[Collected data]
###
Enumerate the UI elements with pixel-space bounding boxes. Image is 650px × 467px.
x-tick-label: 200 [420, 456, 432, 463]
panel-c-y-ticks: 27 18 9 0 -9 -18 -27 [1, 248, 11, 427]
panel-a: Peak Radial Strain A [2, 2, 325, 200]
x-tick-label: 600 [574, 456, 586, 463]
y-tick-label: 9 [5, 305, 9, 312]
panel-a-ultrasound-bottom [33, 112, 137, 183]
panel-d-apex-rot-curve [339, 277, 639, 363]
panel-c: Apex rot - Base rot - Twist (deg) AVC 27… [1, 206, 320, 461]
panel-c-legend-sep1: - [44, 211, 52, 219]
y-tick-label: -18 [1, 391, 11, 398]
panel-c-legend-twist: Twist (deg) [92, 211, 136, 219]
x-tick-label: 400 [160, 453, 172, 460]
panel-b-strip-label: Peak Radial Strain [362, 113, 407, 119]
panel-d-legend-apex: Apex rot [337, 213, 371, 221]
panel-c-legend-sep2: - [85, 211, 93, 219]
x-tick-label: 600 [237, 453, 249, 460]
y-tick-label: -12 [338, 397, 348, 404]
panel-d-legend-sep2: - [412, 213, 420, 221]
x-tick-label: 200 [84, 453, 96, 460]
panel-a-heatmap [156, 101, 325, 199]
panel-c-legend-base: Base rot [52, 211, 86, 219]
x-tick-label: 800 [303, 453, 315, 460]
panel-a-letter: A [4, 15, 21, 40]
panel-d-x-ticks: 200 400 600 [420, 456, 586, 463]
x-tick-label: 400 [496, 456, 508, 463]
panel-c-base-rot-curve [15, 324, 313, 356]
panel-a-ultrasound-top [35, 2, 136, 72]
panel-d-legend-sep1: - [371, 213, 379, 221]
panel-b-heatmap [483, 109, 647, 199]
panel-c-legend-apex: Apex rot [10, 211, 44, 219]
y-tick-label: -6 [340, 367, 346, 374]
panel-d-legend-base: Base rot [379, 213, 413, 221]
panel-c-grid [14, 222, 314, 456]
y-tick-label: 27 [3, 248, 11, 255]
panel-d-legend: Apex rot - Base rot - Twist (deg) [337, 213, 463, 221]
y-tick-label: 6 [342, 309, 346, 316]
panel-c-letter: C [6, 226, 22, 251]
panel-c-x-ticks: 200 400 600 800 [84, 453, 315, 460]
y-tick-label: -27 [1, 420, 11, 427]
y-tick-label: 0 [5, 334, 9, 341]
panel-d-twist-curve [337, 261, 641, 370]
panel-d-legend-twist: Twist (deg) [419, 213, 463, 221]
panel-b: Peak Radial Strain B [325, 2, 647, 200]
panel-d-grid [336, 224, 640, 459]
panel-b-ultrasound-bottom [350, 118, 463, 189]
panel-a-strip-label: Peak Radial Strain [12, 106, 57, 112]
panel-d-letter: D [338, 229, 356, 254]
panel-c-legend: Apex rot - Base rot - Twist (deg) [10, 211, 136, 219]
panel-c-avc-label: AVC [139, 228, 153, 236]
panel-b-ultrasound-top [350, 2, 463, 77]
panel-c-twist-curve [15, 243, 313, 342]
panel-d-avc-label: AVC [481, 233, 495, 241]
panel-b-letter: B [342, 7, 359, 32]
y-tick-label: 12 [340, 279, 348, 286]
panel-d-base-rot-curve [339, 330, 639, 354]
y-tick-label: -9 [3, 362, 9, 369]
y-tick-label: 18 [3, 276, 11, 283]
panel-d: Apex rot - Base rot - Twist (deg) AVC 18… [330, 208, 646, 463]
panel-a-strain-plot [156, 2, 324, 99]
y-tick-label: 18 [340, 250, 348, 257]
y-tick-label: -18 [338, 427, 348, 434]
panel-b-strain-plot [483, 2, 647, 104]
###
Write out all the items again, switching each "Apex rot" to "Apical rot" and leaving everything else unchanged.

Task answer -
Enumerate the UI elements with pixel-space bounding boxes. Image is 650px × 467px.
x-tick-label: 200 [420, 456, 432, 463]
panel-c-y-ticks: 27 18 9 0 -9 -18 -27 [1, 248, 11, 427]
panel-a: Peak Radial Strain A [2, 2, 325, 200]
x-tick-label: 600 [574, 456, 586, 463]
y-tick-label: 9 [5, 305, 9, 312]
panel-a-ultrasound-bottom [33, 112, 137, 183]
panel-d-apex-rot-curve [339, 277, 639, 363]
panel-c: Apical rot - Base rot - Twist (deg) AVC 27… [1, 206, 320, 461]
panel-c-legend-sep1: - [44, 211, 52, 219]
y-tick-label: -18 [1, 391, 11, 398]
panel-c-legend-twist: Twist (deg) [92, 211, 136, 219]
x-tick-label: 400 [160, 453, 172, 460]
panel-b-strip-label: Peak Radial Strain [362, 113, 407, 119]
panel-d-legend-apex: Apical rot [337, 213, 371, 221]
panel-c-legend-sep2: - [85, 211, 93, 219]
x-tick-label: 600 [237, 453, 249, 460]
y-tick-label: -12 [338, 397, 348, 404]
panel-d-legend-sep2: - [412, 213, 420, 221]
x-tick-label: 200 [84, 453, 96, 460]
panel-a-heatmap [156, 101, 325, 199]
panel-c-legend-base: Base rot [52, 211, 86, 219]
x-tick-label: 800 [303, 453, 315, 460]
panel-a-letter: A [4, 15, 21, 40]
panel-d-x-ticks: 200 400 600 [420, 456, 586, 463]
x-tick-label: 400 [496, 456, 508, 463]
panel-c-base-rot-curve [15, 324, 313, 356]
panel-a-ultrasound-top [35, 2, 136, 72]
panel-d-legend-sep1: - [371, 213, 379, 221]
panel-b-heatmap [483, 109, 647, 199]
panel-c-legend-apex: Apical rot [10, 211, 44, 219]
y-tick-label: -6 [340, 367, 346, 374]
panel-d-legend-base: Base rot [379, 213, 413, 221]
panel-c-grid [14, 222, 314, 456]
y-tick-label: 27 [3, 248, 11, 255]
panel-d-legend: Apical rot - Base rot - Twist (deg) [337, 213, 463, 221]
y-tick-label: 6 [342, 309, 346, 316]
panel-c-letter: C [6, 226, 22, 251]
panel-c-x-ticks: 200 400 600 800 [84, 453, 315, 460]
y-tick-label: -27 [1, 420, 11, 427]
y-tick-label: 0 [5, 334, 9, 341]
panel-d-twist-curve [337, 261, 641, 370]
panel-d-legend-twist: Twist (deg) [419, 213, 463, 221]
panel-b: Peak Radial Strain B [325, 2, 647, 200]
panel-d-grid [336, 224, 640, 459]
panel-b-ultrasound-bottom [350, 118, 463, 189]
panel-a-strip-label: Peak Radial Strain [12, 106, 57, 112]
panel-d-letter: D [338, 229, 356, 254]
panel-c-legend: Apical rot - Base rot - Twist (deg) [10, 211, 136, 219]
panel-c-avc-label: AVC [139, 228, 153, 236]
panel-b-ultrasound-top [350, 2, 463, 77]
panel-c-twist-curve [15, 243, 313, 342]
panel-d-avc-label: AVC [481, 233, 495, 241]
panel-b-letter: B [342, 7, 359, 32]
y-tick-label: 12 [340, 279, 348, 286]
panel-d-base-rot-curve [339, 330, 639, 354]
y-tick-label: -9 [3, 362, 9, 369]
y-tick-label: 18 [3, 276, 11, 283]
panel-d: Apical rot - Base rot - Twist (deg) AVC 18… [330, 208, 646, 463]
panel-a-strain-plot [156, 2, 324, 99]
y-tick-label: 18 [340, 250, 348, 257]
y-tick-label: -18 [338, 427, 348, 434]
panel-b-strain-plot [483, 2, 647, 104]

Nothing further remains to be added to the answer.